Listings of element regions
※

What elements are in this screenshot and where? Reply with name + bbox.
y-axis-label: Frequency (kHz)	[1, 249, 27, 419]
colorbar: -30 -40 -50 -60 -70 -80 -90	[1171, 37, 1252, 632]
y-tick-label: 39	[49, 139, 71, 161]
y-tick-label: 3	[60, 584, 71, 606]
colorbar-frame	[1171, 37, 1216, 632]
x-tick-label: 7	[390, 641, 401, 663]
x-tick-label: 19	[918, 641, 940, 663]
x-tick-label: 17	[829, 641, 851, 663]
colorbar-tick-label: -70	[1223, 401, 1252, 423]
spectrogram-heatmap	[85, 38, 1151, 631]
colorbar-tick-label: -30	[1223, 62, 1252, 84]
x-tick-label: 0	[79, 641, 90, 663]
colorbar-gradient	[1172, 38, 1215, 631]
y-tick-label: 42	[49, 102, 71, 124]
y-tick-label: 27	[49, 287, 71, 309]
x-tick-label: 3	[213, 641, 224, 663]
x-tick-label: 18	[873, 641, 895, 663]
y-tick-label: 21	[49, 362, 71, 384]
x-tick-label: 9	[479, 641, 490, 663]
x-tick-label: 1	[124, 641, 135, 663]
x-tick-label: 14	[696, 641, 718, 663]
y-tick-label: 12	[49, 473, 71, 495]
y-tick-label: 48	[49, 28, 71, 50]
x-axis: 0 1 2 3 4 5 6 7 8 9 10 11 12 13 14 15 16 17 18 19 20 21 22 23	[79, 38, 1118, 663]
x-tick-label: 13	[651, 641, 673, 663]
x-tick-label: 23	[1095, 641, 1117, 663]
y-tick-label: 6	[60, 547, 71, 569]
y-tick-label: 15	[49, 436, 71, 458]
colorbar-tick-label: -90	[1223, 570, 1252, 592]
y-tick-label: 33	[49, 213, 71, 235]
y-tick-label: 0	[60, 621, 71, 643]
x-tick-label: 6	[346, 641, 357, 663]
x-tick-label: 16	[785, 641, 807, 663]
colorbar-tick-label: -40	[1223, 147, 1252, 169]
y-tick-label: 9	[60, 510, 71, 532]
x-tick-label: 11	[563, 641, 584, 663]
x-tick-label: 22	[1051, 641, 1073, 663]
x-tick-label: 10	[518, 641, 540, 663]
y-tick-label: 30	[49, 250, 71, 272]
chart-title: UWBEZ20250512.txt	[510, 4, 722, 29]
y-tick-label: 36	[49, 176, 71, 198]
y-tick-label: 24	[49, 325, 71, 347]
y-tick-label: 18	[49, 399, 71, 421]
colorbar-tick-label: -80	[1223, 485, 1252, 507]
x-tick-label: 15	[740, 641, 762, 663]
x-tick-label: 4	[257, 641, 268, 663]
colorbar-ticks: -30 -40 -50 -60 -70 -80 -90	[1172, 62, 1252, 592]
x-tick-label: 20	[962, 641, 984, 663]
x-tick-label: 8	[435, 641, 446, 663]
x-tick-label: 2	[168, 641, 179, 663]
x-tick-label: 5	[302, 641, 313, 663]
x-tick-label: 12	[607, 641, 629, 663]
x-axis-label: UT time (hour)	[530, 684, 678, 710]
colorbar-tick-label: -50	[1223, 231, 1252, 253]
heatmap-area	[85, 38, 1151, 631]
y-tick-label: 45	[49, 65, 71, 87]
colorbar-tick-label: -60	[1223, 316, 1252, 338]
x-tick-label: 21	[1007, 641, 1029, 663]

※

◆ **What you should do**: Can you write out each line of the items above, character for character, without changing anything?

◆ **Solution for this problem**:
What elements are in this screenshot and where? Reply with name + bbox.
y-axis-label: Frequency (kHz)	[1, 249, 27, 419]
colorbar: -30 -40 -50 -60 -70 -80 -90	[1171, 37, 1252, 632]
y-tick-label: 39	[49, 139, 71, 161]
y-tick-label: 3	[60, 584, 71, 606]
colorbar-frame	[1171, 37, 1216, 632]
x-tick-label: 7	[390, 641, 401, 663]
x-tick-label: 19	[918, 641, 940, 663]
x-tick-label: 17	[829, 641, 851, 663]
colorbar-tick-label: -70	[1223, 401, 1252, 423]
spectrogram-heatmap	[85, 38, 1151, 631]
colorbar-tick-label: -30	[1223, 62, 1252, 84]
x-tick-label: 0	[79, 641, 90, 663]
colorbar-gradient	[1172, 38, 1215, 631]
y-tick-label: 42	[49, 102, 71, 124]
y-tick-label: 27	[49, 287, 71, 309]
x-tick-label: 3	[213, 641, 224, 663]
x-tick-label: 18	[873, 641, 895, 663]
y-tick-label: 21	[49, 362, 71, 384]
x-tick-label: 9	[479, 641, 490, 663]
x-tick-label: 1	[124, 641, 135, 663]
x-tick-label: 14	[696, 641, 718, 663]
y-tick-label: 12	[49, 473, 71, 495]
y-tick-label: 48	[49, 28, 71, 50]
x-axis: 0 1 2 3 4 5 6 7 8 9 10 11 12 13 14 15 16 17 18 19 20 21 22 23	[79, 38, 1118, 663]
x-tick-label: 13	[651, 641, 673, 663]
x-tick-label: 23	[1095, 641, 1117, 663]
y-tick-label: 6	[60, 547, 71, 569]
y-tick-label: 15	[49, 436, 71, 458]
colorbar-tick-label: -90	[1223, 570, 1252, 592]
y-tick-label: 33	[49, 213, 71, 235]
y-tick-label: 0	[60, 621, 71, 643]
x-tick-label: 6	[346, 641, 357, 663]
x-tick-label: 16	[785, 641, 807, 663]
colorbar-tick-label: -40	[1223, 147, 1252, 169]
y-tick-label: 9	[60, 510, 71, 532]
x-tick-label: 11	[563, 641, 584, 663]
x-tick-label: 22	[1051, 641, 1073, 663]
x-tick-label: 10	[518, 641, 540, 663]
y-tick-label: 30	[49, 250, 71, 272]
chart-title: UWBEZ20250512.txt	[510, 4, 722, 29]
y-tick-label: 36	[49, 176, 71, 198]
y-tick-label: 24	[49, 325, 71, 347]
y-tick-label: 18	[49, 399, 71, 421]
colorbar-tick-label: -80	[1223, 485, 1252, 507]
x-tick-label: 15	[740, 641, 762, 663]
x-tick-label: 4	[257, 641, 268, 663]
colorbar-ticks: -30 -40 -50 -60 -70 -80 -90	[1172, 62, 1252, 592]
x-tick-label: 20	[962, 641, 984, 663]
x-tick-label: 8	[435, 641, 446, 663]
x-tick-label: 2	[168, 641, 179, 663]
x-tick-label: 5	[302, 641, 313, 663]
x-tick-label: 12	[607, 641, 629, 663]
x-axis-label: UT time (hour)	[530, 684, 678, 710]
colorbar-tick-label: -50	[1223, 231, 1252, 253]
heatmap-area	[85, 38, 1151, 631]
y-tick-label: 45	[49, 65, 71, 87]
colorbar-tick-label: -60	[1223, 316, 1252, 338]
x-tick-label: 21	[1007, 641, 1029, 663]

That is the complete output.